— START OF Task inputs —

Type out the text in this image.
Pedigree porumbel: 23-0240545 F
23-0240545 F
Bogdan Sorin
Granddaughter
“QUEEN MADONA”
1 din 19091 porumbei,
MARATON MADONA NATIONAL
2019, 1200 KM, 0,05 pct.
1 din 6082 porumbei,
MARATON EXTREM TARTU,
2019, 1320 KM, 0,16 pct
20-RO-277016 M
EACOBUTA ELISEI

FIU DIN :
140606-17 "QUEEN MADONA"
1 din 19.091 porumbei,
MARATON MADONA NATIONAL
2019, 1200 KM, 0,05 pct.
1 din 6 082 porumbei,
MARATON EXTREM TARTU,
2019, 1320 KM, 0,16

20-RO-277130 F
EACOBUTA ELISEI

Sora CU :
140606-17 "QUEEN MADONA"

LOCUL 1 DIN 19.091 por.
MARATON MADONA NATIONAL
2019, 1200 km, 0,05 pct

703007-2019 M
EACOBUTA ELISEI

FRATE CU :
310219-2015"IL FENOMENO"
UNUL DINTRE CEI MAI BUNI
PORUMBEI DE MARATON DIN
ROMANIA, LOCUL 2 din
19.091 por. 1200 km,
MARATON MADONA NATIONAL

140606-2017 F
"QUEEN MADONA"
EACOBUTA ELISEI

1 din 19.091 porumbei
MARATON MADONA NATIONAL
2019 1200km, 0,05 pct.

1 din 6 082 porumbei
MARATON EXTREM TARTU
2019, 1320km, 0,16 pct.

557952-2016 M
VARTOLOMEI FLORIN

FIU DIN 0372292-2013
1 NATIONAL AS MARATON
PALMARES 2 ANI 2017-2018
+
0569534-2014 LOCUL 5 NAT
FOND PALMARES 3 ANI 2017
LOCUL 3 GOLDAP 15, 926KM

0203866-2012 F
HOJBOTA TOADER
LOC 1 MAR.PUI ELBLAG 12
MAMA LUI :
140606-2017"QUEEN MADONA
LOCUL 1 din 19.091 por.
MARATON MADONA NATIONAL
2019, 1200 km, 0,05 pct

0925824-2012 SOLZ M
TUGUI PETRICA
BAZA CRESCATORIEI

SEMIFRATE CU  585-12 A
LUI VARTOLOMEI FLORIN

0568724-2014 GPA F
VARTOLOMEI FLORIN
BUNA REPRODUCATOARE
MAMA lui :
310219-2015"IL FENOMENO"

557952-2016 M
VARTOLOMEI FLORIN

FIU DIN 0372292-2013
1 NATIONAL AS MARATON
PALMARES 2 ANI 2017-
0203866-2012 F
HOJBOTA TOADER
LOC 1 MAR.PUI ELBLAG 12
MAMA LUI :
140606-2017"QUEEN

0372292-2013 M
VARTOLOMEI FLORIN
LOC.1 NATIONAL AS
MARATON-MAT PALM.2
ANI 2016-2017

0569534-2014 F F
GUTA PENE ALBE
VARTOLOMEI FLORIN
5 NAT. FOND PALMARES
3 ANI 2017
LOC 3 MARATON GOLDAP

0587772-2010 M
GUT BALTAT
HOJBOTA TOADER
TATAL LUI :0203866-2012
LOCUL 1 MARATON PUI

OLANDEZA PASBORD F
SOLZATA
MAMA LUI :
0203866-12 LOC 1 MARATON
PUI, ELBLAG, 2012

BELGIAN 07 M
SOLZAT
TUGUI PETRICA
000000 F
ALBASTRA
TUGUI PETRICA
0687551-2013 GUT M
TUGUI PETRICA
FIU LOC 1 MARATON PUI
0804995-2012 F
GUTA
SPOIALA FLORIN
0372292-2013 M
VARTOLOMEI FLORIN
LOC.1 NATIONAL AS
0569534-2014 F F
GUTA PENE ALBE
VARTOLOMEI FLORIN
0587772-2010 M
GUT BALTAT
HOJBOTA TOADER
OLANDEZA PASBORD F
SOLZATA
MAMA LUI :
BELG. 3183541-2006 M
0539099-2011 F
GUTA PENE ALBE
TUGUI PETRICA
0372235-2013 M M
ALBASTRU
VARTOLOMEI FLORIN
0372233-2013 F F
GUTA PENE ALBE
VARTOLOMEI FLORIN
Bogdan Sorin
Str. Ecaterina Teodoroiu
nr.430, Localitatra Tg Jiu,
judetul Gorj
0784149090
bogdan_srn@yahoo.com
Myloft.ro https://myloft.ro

— END OF Task inputs —

#### To do:
Nothing should be changed: write out all of the data as is.

#### Solution for this problem:
Type out the text in this image.
Pedigree porumbel: 23-0240545 F
23-0240545 F
Bogdan Sorin
Granddaughter
“QUEEN MADONA”
1 din 19091 porumbei,
MARATON MADONA NATIONAL
2019, 1200 KM, 0,05 pct.
1 din 6082 porumbei,
MARATON EXTREM TARTU,
2019, 1320 KM, 0,16 pct
20-RO-277016 M
EACOBUTA ELISEI

FIU DIN :
140606-17 "QUEEN MADONA"
1 din 19.091 porumbei,
MARATON MADONA NATIONAL
2019, 1200 KM, 0,05 pct.
1 din 6 082 porumbei,
MARATON EXTREM TARTU,
2019, 1320 KM, 0,16

20-RO-277130 F
EACOBUTA ELISEI

Sora CU :
140606-17 "QUEEN MADONA"

LOCUL 1 DIN 19.091 por.
MARATON MADONA NATIONAL
2019, 1200 km, 0,05 pct

703007-2019 M
EACOBUTA ELISEI

FRATE CU :
310219-2015"IL FENOMENO"
UNUL DINTRE CEI MAI BUNI
PORUMBEI DE MARATON DIN
ROMANIA, LOCUL 2 din
19.091 por. 1200 km,
MARATON MADONA NATIONAL

140606-2017 F
"QUEEN MADONA"
EACOBUTA ELISEI

1 din 19.091 porumbei
MARATON MADONA NATIONAL
2019 1200km, 0,05 pct.

1 din 6 082 porumbei
MARATON EXTREM TARTU
2019, 1320km, 0,16 pct.

557952-2016 M
VARTOLOMEI FLORIN

FIU DIN 0372292-2013
1 NATIONAL AS MARATON
PALMARES 2 ANI 2017-2018
+
0569534-2014 LOCUL 5 NAT
FOND PALMARES 3 ANI 2017
LOCUL 3 GOLDAP 15, 926KM

0203866-2012 F
HOJBOTA TOADER
LOC 1 MAR.PUI ELBLAG 12
MAMA LUI :
140606-2017"QUEEN MADONA
LOCUL 1 din 19.091 por.
MARATON MADONA NATIONAL
2019, 1200 km, 0,05 pct

0925824-2012 SOLZ M
TUGUI PETRICA
BAZA CRESCATORIEI

SEMIFRATE CU  585-12 A
LUI VARTOLOMEI FLORIN

0568724-2014 GPA F
VARTOLOMEI FLORIN
BUNA REPRODUCATOARE
MAMA lui :
310219-2015"IL FENOMENO"

557952-2016 M
VARTOLOMEI FLORIN

FIU DIN 0372292-2013
1 NATIONAL AS MARATON
PALMARES 2 ANI 2017-
0203866-2012 F
HOJBOTA TOADER
LOC 1 MAR.PUI ELBLAG 12
MAMA LUI :
140606-2017"QUEEN

0372292-2013 M
VARTOLOMEI FLORIN
LOC.1 NATIONAL AS
MARATON-MAT PALM.2
ANI 2016-2017

0569534-2014 F F
GUTA PENE ALBE
VARTOLOMEI FLORIN
5 NAT. FOND PALMARES
3 ANI 2017
LOC 3 MARATON GOLDAP

0587772-2010 M
GUT BALTAT
HOJBOTA TOADER
TATAL LUI :0203866-2012
LOCUL 1 MARATON PUI

OLANDEZA PASBORD F
SOLZATA
MAMA LUI :
0203866-12 LOC 1 MARATON
PUI, ELBLAG, 2012

BELGIAN 07 M
SOLZAT
TUGUI PETRICA
000000 F
ALBASTRA
TUGUI PETRICA
0687551-2013 GUT M
TUGUI PETRICA
FIU LOC 1 MARATON PUI
0804995-2012 F
GUTA
SPOIALA FLORIN
0372292-2013 M
VARTOLOMEI FLORIN
LOC.1 NATIONAL AS
0569534-2014 F F
GUTA PENE ALBE
VARTOLOMEI FLORIN
0587772-2010 M
GUT BALTAT
HOJBOTA TOADER
OLANDEZA PASBORD F
SOLZATA
MAMA LUI :
BELG. 3183541-2006 M
0539099-2011 F
GUTA PENE ALBE
TUGUI PETRICA
0372235-2013 M M
ALBASTRU
VARTOLOMEI FLORIN
0372233-2013 F F
GUTA PENE ALBE
VARTOLOMEI FLORIN
Bogdan Sorin
Str. Ecaterina Teodoroiu
nr.430, Localitatra Tg Jiu,
judetul Gorj
0784149090
bogdan_srn@yahoo.com
Myloft.ro https://myloft.ro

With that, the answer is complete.